╭─ The records

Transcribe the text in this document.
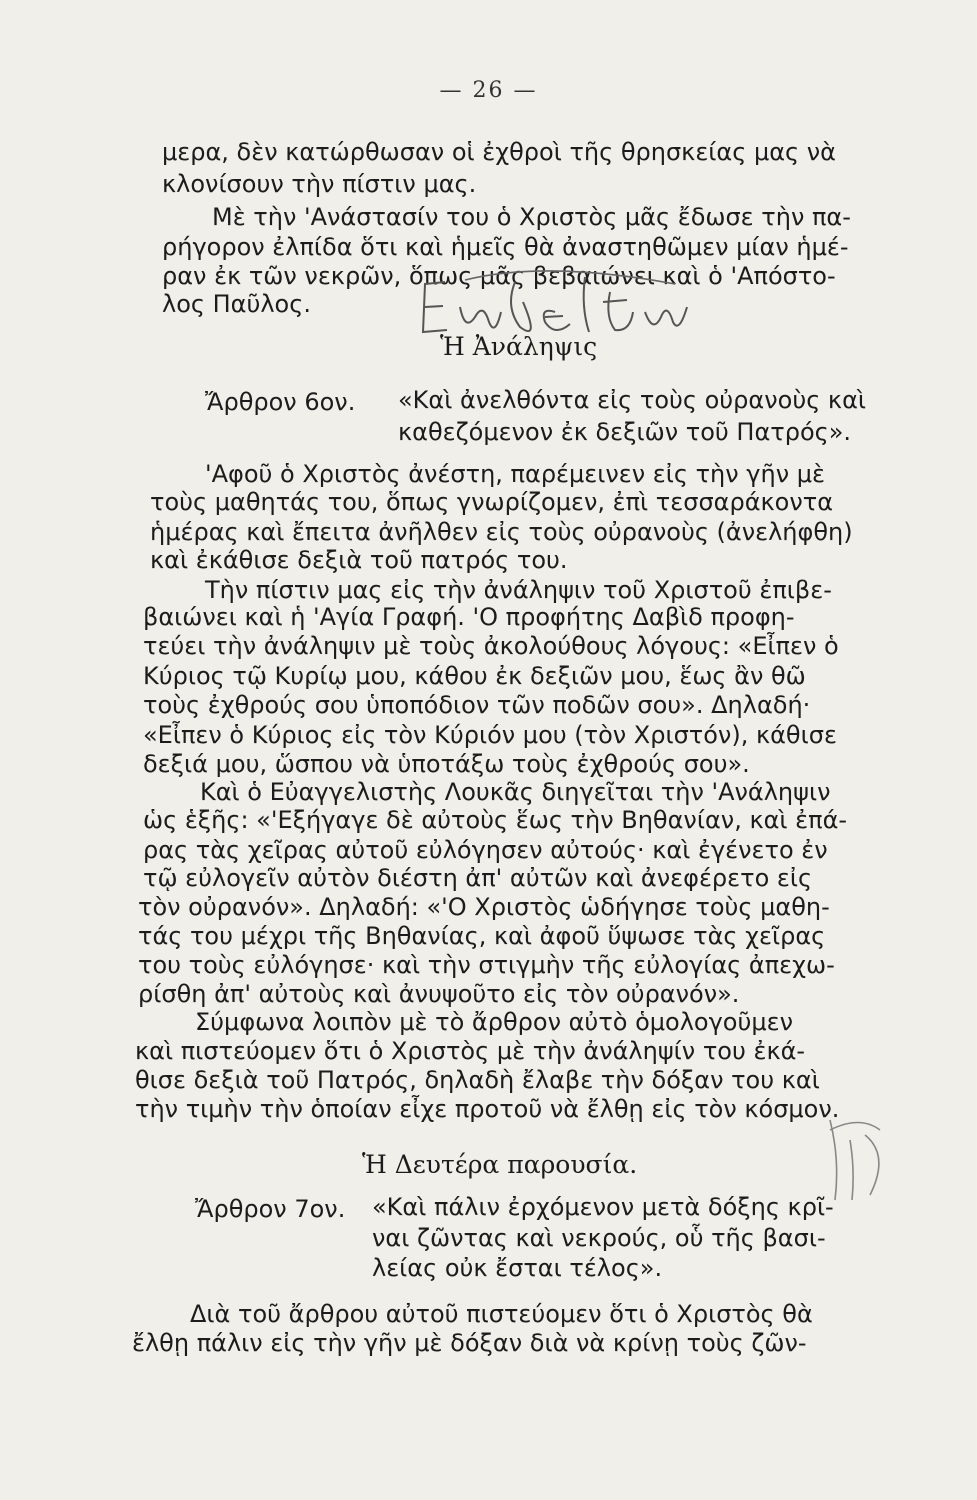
— 26 —
μερα, δὲν κατώρθωσαν οἱ ἐχθροὶ τῆς θρησκείας μας νὰ
κλονίσουν τὴν πίστιν μας.
Μὲ τὴν 'Ανάστασίν του ὁ Χριστὸς μᾶς ἔδωσε τὴν πα-
ρήγορον ἐλπίδα ὅτι καὶ ἡμεῖς θὰ ἀναστηθῶμεν μίαν ἡμέ-
ραν ἐκ τῶν νεκρῶν, ὅπως μᾶς βεβαιώνει καὶ ὁ 'Απόστο-
λος Παῦλος.
Ἡ Ἀνάληψις
Ἄρθρον 6ον. «Καὶ ἀνελθόντα εἰς τοὺς οὐρανοὺς καὶ
καθεζόμενον ἐκ δεξιῶν τοῦ Πατρός».
'Αφοῦ ὁ Χριστὸς ἀνέστη, παρέμεινεν εἰς τὴν γῆν μὲ
τοὺς μαθητάς του, ὅπως γνωρίζομεν, ἐπὶ τεσσαράκοντα
ἡμέρας καὶ ἔπειτα ἀνῆλθεν εἰς τοὺς οὐρανοὺς (ἀνελήφθη)
καὶ ἐκάθισε δεξιὰ τοῦ πατρός του.
Τὴν πίστιν μας εἰς τὴν ἀνάληψιν τοῦ Χριστοῦ ἐπιβε-
βαιώνει καὶ ἡ 'Αγία Γραφή. 'Ο προφήτης Δαβὶδ προφη-
τεύει τὴν ἀνάληψιν μὲ τοὺς ἀκολούθους λόγους: «Εἶπεν ὁ
Κύριος τῷ Κυρίῳ μου, κάθου ἐκ δεξιῶν μου, ἕως ἂν θῶ
τοὺς ἐχθρούς σου ὑποπόδιον τῶν ποδῶν σου». Δηλαδή·
«Εἶπεν ὁ Κύριος εἰς τὸν Κύριόν μου (τὸν Χριστόν), κάθισε
δεξιά μου, ὥσπου νὰ ὑποτάξω τοὺς ἐχθρούς σου».
Καὶ ὁ Εὐαγγελιστὴς Λουκᾶς διηγεῖται τὴν 'Ανάληψιν
ὡς ἑξῆς: «'Εξήγαγε δὲ αὐτοὺς ἕως τὴν Βηθανίαν, καὶ ἐπά-
ρας τὰς χεῖρας αὐτοῦ εὐλόγησεν αὐτούς· καὶ ἐγένετο ἐν
τῷ εὐλογεῖν αὐτὸν διέστη ἀπ' αὐτῶν καὶ ἀνεφέρετο εἰς
τὸν οὐρανόν». Δηλαδή: «'Ο Χριστὸς ὡδήγησε τοὺς μαθη-
τάς του μέχρι τῆς Βηθανίας, καὶ ἀφοῦ ὕψωσε τὰς χεῖρας
του τοὺς εὐλόγησε· καὶ τὴν στιγμὴν τῆς εὐλογίας ἀπεχω-
ρίσθη ἀπ' αὐτοὺς καὶ ἀνυψοῦτο εἰς τὸν οὐρανόν».
Σύμφωνα λοιπὸν μὲ τὸ ἄρθρον αὐτὸ ὁμολογοῦμεν
καὶ πιστεύομεν ὅτι ὁ Χριστὸς μὲ τὴν ἀνάληψίν του ἐκά-
θισε δεξιὰ τοῦ Πατρός, δηλαδὴ ἔλαβε τὴν δόξαν του καὶ
τὴν τιμὴν τὴν ὁποίαν εἶχε προτοῦ νὰ ἔλθῃ εἰς τὸν κόσμον.
Ἡ Δευτέρα παρουσία.
Ἄρθρον 7ον. «Καὶ πάλιν ἐρχόμενον μετὰ δόξης κρῖ-
ναι ζῶντας καὶ νεκρούς, οὗ τῆς βασι-
λείας οὐκ ἔσται τέλος».
Διὰ τοῦ ἄρθρου αὐτοῦ πιστεύομεν ὅτι ὁ Χριστὸς θὰ
ἔλθῃ πάλιν εἰς τὴν γῆν μὲ δόξαν διὰ νὰ κρίνῃ τοὺς ζῶν-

╰─

Goal of the exercise => Say, as a single number and nothing more, how many lines of the entries contain the word "οὐρανοὺς".

Output => 2